§ AIM:
Rewrite the lines between the ones containing "taskbar-search-box[interactable]: [10, 884, 537, 938]" and "text-cursor: [149, 899, 151, 923]", inclusive, with "search-icon" changed to "magnifier-icon" and nothing else altered.

§ RECORDS SHOWN:
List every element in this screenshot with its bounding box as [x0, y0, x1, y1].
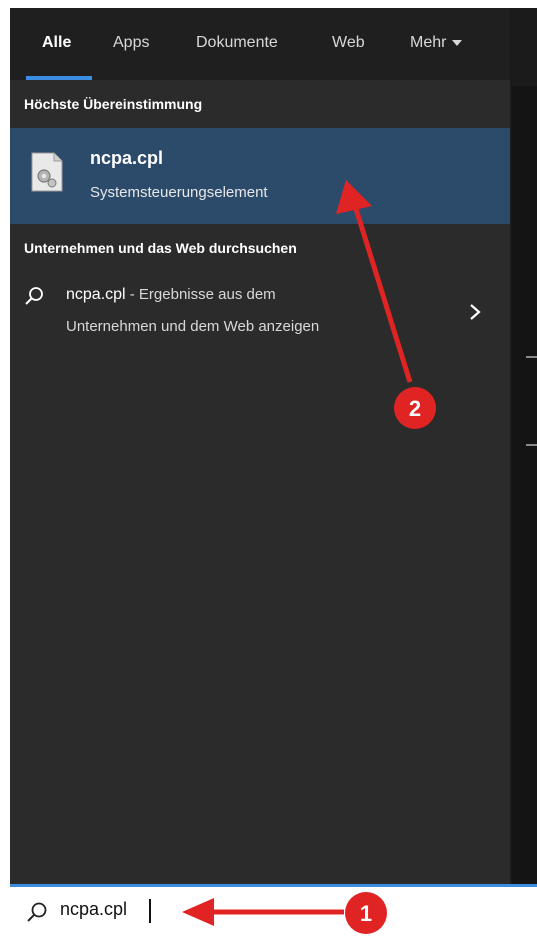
taskbar-search-box[interactable]: [10, 884, 537, 938]
search-results-panel: Alle Apps Dokumente Web Mehr Höchste Übe…: [10, 8, 510, 884]
background-window-body: [512, 86, 537, 884]
best-match-title: ncpa.cpl: [90, 148, 164, 168]
tab-alle[interactable]: Alle: [42, 34, 71, 52]
web-search-line1: ncpa.cpl - Ergebnisse aus dem: [66, 286, 276, 304]
background-window-edge: [510, 8, 537, 884]
search-icon: [27, 902, 47, 922]
best-match-subtitle: Systemsteuerungselement: [90, 184, 268, 201]
search-icon: [25, 287, 43, 305]
tab-web[interactable]: Web: [332, 34, 365, 52]
web-search-query: ncpa.cpl: [66, 286, 126, 303]
chevron-down-icon: [452, 39, 463, 46]
text-cursor: [149, 899, 151, 923]
tab-mehr[interactable]: Mehr: [410, 34, 463, 52]
best-match-item[interactable]: ncpa.cpl Systemsteuerungselement: [10, 128, 510, 224]
web-search-item[interactable]: ncpa.cpl - Ergebnisse aus dem Unternehme…: [10, 280, 510, 352]
background-divider: [526, 444, 537, 446]
control-panel-file-icon: [31, 152, 63, 192]
tab-mehr-label: Mehr: [410, 34, 447, 51]
search-tabs: Alle Apps Dokumente Web Mehr: [10, 8, 510, 80]
web-search-line2: Unternehmen und dem Web anzeigen: [66, 318, 320, 335]
web-search-suffix: - Ergebnisse aus dem: [125, 286, 276, 303]
tab-apps[interactable]: Apps: [113, 34, 149, 52]
active-tab-indicator: [26, 76, 92, 80]
best-match-heading: Höchste Übereinstimmung: [24, 96, 203, 112]
tab-dokumente[interactable]: Dokumente: [196, 34, 278, 52]
search-input[interactable]: [60, 899, 180, 920]
web-search-heading: Unternehmen und das Web durchsuchen: [24, 240, 297, 256]
background-divider: [526, 356, 537, 358]
chevron-right-icon[interactable]: [468, 302, 482, 322]
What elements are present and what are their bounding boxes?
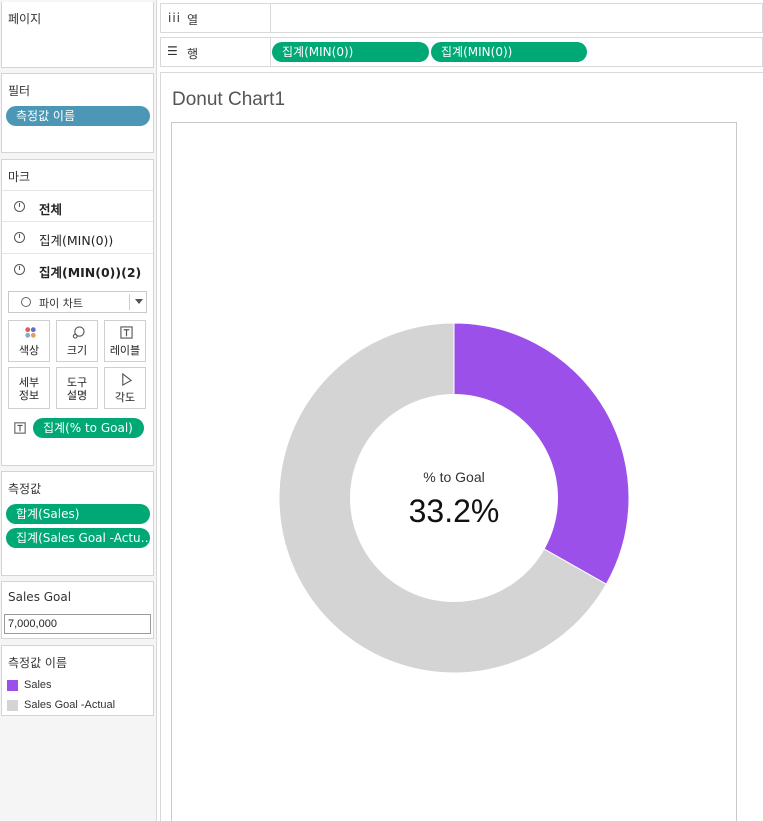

§ EXERCISE RESPONSE:
taskbar-search-box[interactable]: [10, 884, 537, 938]
search-results-panel: Alle Apps Dokumente Web Mehr Höchste Übe…: [10, 8, 510, 884]
background-window-body: [512, 86, 537, 884]
best-match-title: ncpa.cpl: [90, 148, 164, 168]
tab-alle[interactable]: Alle: [42, 34, 71, 52]
web-search-line1: ncpa.cpl - Ergebnisse aus dem: [66, 286, 276, 304]
background-window-edge: [510, 8, 537, 884]
magnifier-icon: [27, 902, 47, 922]
best-match-subtitle: Systemsteuerungselement: [90, 184, 268, 201]
magnifier-icon: [25, 287, 43, 305]
tab-web[interactable]: Web: [332, 34, 365, 52]
web-search-query: ncpa.cpl: [66, 286, 126, 303]
chevron-down-icon: [452, 39, 463, 46]
text-cursor: [149, 899, 151, 923]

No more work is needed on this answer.